Challenge: Return all lines from the listing below in which the string "will" occurs.

>>>>>

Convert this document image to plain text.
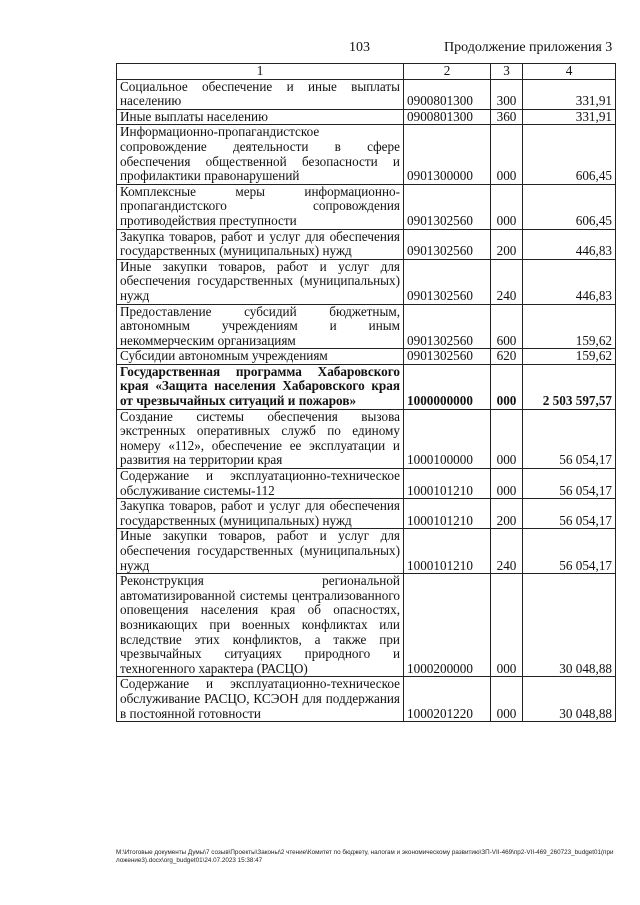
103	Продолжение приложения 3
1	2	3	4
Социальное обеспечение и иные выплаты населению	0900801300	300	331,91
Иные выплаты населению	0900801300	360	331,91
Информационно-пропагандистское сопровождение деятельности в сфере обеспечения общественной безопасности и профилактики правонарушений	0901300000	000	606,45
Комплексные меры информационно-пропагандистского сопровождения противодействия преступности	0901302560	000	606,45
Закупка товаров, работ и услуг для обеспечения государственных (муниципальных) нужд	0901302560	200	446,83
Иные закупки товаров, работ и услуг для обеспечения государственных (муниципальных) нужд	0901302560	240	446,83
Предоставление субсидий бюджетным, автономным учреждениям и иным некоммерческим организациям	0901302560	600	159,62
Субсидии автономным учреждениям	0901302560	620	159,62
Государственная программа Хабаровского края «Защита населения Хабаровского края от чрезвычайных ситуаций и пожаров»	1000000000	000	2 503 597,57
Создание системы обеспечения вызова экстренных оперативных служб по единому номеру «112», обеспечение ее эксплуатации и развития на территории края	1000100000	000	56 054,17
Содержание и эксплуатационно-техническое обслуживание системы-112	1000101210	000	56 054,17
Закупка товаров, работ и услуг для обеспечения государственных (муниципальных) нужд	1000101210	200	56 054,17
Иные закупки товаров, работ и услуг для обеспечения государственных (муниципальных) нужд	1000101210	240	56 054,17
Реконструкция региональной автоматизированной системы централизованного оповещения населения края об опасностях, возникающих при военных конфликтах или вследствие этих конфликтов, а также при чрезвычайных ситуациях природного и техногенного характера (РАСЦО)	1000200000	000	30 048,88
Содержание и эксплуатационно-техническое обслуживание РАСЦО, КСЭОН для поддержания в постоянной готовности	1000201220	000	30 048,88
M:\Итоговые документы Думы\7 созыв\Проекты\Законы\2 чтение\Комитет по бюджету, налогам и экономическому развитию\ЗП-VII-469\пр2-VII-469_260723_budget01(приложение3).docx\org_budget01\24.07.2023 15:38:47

<<<<<
>>>>>

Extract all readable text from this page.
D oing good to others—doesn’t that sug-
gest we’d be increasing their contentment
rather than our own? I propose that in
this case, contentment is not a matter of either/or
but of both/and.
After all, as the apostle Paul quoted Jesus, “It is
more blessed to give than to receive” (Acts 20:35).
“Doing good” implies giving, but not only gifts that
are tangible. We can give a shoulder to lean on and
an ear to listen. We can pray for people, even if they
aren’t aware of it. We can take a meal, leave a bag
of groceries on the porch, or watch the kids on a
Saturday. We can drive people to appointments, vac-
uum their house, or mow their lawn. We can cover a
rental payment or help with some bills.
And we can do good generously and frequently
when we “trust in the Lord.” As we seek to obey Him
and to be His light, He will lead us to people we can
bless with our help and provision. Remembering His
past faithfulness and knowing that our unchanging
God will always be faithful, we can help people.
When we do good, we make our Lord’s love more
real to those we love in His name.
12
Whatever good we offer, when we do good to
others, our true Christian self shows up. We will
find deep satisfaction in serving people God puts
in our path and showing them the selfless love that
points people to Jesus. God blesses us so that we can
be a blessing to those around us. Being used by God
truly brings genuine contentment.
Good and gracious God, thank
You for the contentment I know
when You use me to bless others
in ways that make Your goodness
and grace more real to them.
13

<<<<<
>>>>>

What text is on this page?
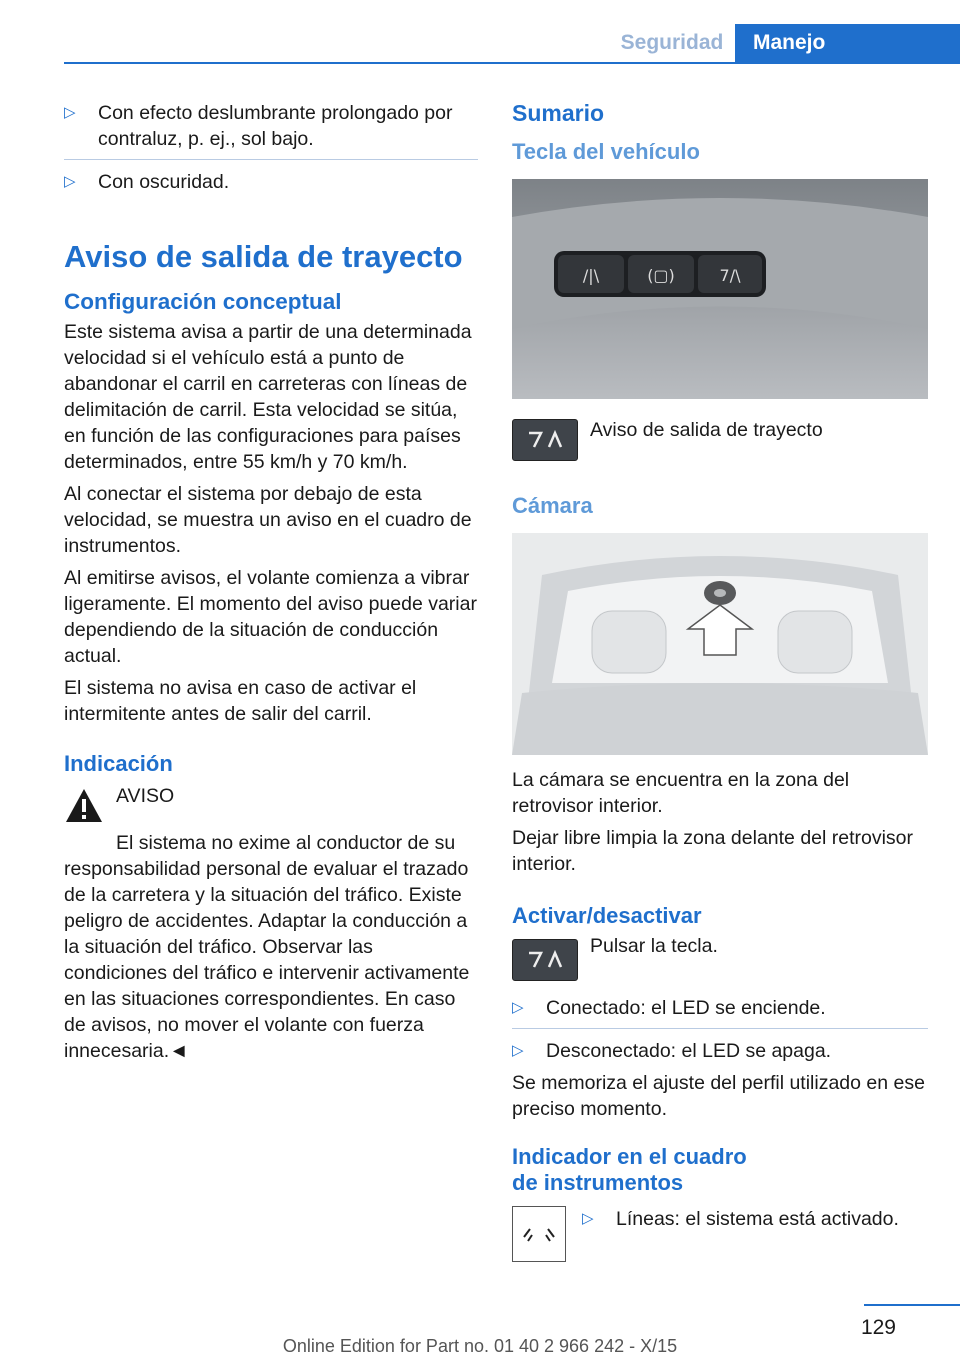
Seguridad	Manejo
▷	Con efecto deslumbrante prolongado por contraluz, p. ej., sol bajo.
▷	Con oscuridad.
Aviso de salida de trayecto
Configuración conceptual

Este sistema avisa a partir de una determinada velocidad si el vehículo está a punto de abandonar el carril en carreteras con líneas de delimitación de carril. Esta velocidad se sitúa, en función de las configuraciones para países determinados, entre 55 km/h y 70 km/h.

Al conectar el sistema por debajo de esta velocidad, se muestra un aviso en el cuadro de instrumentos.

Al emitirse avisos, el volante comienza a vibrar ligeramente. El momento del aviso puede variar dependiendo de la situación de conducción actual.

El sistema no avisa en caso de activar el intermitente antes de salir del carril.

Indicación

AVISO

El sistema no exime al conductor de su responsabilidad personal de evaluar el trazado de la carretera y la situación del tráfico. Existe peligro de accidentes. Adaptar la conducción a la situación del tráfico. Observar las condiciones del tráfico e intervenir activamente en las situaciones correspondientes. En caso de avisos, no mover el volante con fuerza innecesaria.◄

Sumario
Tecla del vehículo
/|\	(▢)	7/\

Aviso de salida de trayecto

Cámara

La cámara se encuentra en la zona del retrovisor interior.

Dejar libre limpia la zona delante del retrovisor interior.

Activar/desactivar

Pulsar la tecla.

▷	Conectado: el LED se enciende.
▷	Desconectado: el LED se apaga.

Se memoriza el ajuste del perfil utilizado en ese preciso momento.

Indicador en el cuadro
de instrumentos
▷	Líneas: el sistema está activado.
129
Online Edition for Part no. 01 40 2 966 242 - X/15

<<<<<

The output:
and to be His light, He will lead us to people we can
God will always be faithful, we can help people.
others, our true Christian self shows up. We will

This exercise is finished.